→ FRAGMENTO DE TEXTO:
+++

A continuación se muestra la implementación del enfoque anterior:
 

C++

// C++ program for the above approach
 
#include <bits/stdc++.h>
using namespace std;
int k1 = 2;
int k2 = 2;
int gap = 5;
 
// Function to print pattern
// recursively
int printPattern(
    int i, int j, int n)
{
 
    // Base Case
    if (j >= n) {
        k1 = 2;
        k2 = 2;
        k1--;
        k2++;
        if (i == 2) {
            k1 = 0;
            k2 = n - 1;
        }
        return 0;
    }
 
    // Condition to check row limit
    if (i >= 3) {
        return 1;
    }
 
    // Condition for assigning gaps
    if (j > k2) {
        k1 += gap;
        k2 += gap;
    }
 
    // Conditions to print *
    if (j >= k1
            && j <= k2
        || i == 2) {
 
        cout << "*";
    }
 
    // Else print ' '
    else {
 
        cout << " ";
    }
 
    // Recursive call for columns
    if (printPattern(i, j + 1, n)

+++

→ LÍNEAS EXTRAÍDAS:
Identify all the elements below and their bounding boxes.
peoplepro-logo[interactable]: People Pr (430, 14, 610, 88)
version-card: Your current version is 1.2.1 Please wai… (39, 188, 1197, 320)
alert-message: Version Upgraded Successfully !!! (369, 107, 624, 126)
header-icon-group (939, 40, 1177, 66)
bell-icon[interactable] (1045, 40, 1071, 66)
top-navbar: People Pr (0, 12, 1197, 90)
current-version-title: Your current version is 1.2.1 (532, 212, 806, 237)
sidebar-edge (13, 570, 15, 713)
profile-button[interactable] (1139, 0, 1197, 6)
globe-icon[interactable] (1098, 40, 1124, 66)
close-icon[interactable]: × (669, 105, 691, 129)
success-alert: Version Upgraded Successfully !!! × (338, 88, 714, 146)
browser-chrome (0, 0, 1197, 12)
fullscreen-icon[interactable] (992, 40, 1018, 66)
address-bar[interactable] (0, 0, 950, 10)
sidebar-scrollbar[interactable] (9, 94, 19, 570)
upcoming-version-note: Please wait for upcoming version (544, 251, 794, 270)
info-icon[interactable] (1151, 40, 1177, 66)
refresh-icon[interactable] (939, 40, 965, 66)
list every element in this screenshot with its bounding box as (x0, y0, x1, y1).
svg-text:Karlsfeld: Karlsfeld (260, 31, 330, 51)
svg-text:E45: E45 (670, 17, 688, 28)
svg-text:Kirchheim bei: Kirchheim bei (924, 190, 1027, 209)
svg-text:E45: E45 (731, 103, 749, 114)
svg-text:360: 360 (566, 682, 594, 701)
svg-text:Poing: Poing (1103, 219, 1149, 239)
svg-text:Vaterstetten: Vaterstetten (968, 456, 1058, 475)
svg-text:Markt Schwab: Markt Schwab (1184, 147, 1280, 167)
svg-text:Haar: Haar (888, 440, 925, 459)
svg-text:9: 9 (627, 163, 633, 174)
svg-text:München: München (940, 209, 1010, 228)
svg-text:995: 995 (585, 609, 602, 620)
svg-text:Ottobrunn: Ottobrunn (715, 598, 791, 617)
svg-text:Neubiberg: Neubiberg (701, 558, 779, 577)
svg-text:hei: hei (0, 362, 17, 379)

+++

→ INDICACIONES:
- a) Responde estas preguntas sobre el fragmento de código:
(i) ¿Qué valor se le asigna a la variable gap al declararla?
(ii) ¿Qué devuelve la función printPattern cuando i es mayor o igual que 3?
(iii) ¿Qué se imprime con cout en el bloque else?
- b) Vuelve a escribir la parte del fragmento de código que empieza con las palabras "#include <bits/stdc++.h>" y termina con "int j, int n)".
- c) Enumera todas las variables que el fragmento de código declara antes de la función printPattern, junto con el valor inicial de cada una.
Las líneas no hacen falta para resolver nada.

→ SOLUCIONES POR TAREA:
- a)
(i) Se le asigna el valor 5.
(ii) Devuelve 1.
(iii) Se imprime un espacio en blanco (" ").

- b)
#include <bits/stdc++.h>
using namespace std;
int k1 = 2;
int k2 = 2;
int gap = 5;
 
// Function to print pattern
// recursively
int printPattern(
    int i, int j, int n)

- c)
k1 = 2
k2 = 2
gap = 5